* [Text passage]
↓

The Katrin Cartlidge Foundation is a charitable foundation established in memory of actress Katrin Cartlidge, who died suddenly and unexpectedly in 2002, at the age of 41. Through the foundation, and as referenced to the Sarajevo Film Festival, support is provided to emerging filmmakers.

Foundation History 
The impact of the sudden death of actress Katrin Cartlidge saw the creation of the Katrin Cartlidge Foundation by trustees Mike Leigh, Peter Gevisser, Simon McBurney, Chris Simon and Cat Villiers. Patrons include Lars von Trier and Cartlidge's sister Michelle. Established at the Sarajevo Film Festival, an annual bursary is awarded by "an elected curator, chosen by the (Foundation) Trustees from a wide and eclectic number of Katrin Cartlidge’s friends and colleagues… (to) a new creative voice… While the new talent nominated each year will be a filmmaker, it is anticipated that the choices will be as varied and extraordinary as Katrin’s own choice of filmmakers and friends from across the arts."

↑

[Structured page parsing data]
↓

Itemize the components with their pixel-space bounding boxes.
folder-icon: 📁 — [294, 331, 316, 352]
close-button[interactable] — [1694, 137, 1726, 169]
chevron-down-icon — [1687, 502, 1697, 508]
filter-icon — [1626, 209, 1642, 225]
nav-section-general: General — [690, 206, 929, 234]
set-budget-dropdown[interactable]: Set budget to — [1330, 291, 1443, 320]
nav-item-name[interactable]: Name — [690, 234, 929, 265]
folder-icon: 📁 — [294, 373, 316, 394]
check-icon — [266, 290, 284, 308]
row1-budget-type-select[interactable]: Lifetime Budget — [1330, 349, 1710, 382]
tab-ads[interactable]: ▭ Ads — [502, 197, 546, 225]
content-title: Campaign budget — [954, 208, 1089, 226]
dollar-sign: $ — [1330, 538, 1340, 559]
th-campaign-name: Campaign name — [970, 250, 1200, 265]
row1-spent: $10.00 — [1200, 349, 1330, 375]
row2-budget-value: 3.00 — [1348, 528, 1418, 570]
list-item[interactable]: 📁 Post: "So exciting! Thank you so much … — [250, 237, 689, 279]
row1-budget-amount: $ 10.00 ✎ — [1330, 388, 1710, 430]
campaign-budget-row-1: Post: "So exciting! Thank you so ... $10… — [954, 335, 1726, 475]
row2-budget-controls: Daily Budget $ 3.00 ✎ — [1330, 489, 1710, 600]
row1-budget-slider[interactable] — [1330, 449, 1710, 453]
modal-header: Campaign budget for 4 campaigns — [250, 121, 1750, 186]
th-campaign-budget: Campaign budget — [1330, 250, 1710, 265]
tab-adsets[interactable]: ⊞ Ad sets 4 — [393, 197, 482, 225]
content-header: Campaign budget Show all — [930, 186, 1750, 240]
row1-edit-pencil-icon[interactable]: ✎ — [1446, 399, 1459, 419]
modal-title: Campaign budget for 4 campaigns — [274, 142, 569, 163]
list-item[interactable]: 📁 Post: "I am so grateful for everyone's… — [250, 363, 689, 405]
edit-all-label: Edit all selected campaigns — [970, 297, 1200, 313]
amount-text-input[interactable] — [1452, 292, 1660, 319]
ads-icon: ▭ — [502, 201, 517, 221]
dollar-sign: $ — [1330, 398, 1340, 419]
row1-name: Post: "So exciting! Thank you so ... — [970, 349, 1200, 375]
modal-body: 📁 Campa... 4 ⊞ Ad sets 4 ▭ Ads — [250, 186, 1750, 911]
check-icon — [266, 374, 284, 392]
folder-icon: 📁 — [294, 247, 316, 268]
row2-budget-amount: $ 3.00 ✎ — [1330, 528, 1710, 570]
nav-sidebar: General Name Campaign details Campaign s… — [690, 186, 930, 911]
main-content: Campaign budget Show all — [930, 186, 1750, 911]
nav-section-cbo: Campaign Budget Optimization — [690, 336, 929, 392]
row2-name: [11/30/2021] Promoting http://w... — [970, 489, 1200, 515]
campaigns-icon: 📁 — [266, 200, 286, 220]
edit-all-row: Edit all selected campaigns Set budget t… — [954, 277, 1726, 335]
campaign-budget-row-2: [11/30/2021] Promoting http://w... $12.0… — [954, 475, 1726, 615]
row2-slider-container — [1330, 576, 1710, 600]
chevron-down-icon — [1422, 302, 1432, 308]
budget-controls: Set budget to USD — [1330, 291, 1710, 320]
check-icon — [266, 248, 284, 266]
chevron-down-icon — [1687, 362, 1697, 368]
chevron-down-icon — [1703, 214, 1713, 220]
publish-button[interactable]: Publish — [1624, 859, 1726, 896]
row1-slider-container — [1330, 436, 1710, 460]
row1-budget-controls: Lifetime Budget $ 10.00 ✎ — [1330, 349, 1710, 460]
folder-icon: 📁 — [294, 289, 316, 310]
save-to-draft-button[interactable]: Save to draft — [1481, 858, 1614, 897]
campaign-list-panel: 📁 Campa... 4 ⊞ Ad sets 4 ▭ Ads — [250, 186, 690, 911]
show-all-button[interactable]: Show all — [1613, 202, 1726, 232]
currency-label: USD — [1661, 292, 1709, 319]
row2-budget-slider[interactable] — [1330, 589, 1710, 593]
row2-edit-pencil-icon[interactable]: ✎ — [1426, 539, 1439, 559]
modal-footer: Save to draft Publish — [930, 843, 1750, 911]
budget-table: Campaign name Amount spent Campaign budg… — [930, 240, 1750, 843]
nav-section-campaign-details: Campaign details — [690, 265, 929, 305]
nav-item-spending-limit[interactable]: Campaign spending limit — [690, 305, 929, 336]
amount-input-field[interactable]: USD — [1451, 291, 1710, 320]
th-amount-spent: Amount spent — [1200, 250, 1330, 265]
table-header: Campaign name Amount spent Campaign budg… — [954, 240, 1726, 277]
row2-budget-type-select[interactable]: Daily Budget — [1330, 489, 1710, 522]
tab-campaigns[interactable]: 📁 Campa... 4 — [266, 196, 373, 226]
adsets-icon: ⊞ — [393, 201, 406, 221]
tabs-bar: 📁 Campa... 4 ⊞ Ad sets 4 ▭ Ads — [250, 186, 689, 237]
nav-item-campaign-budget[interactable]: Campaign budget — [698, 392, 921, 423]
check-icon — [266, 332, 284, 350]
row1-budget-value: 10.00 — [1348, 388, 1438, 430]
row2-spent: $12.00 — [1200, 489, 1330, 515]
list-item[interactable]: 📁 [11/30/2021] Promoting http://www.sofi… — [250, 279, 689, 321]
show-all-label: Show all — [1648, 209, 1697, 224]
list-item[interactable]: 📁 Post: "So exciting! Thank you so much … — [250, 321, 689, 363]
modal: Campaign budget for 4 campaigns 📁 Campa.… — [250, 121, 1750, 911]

↑

* [Directions for this task] Extend the passage about the Katrin Cartlidge Foundation, picking up after its last sentence. The items have nothing to do with this.

* [Result of the task]
Patrons

Annual Awards History 
 2012: Orwa Nyrabia and Diana El Jeiroudi, for their contribution to independent film in Syria at the 18th Sarajevo Film Festival
 Curator: Jeremy Irons
 2011: Hala Lotfy for The Strokes at the 17th Sarajevo Film Festival
 Curator: Charlotte Rampling
 2010: Ciné Institute, Haiti at the 16th Sarajevo Film Festival
 Curator: Annie Nocenti
 2009: Juanita Wilson for The Door at the 15th Sarajevo Film Festival
 Curator: Stellan Skarsgård
 2008: Faruk Šabanović at the 14th Sarajevo Film Festival
 Curator: Danis Tanović
 2007: Cary Fukunaga for Victoria Para Chino at the 13th Sarajevo Film Festival
 Curator: John Lyons
 2006: Eyas Salman and Gerd Schneider for The Edge Of Hope at the 12th Sarajevo Film Festival
 Curator: Simon McBurney and Juergen Teller
 2005: Amy Neil for Can't Stop Breathing at the 11th Sarajevo Film Festival
 Curator: Emily Watson
 2004: Greg Hall for The Plague at the 10th Sarajevo Film Festival
 Curator: Mike Leigh – described the film as "Serious, funny, real, surreal, and totally anarchic. Very exciting twenty-first-century kind of cinema."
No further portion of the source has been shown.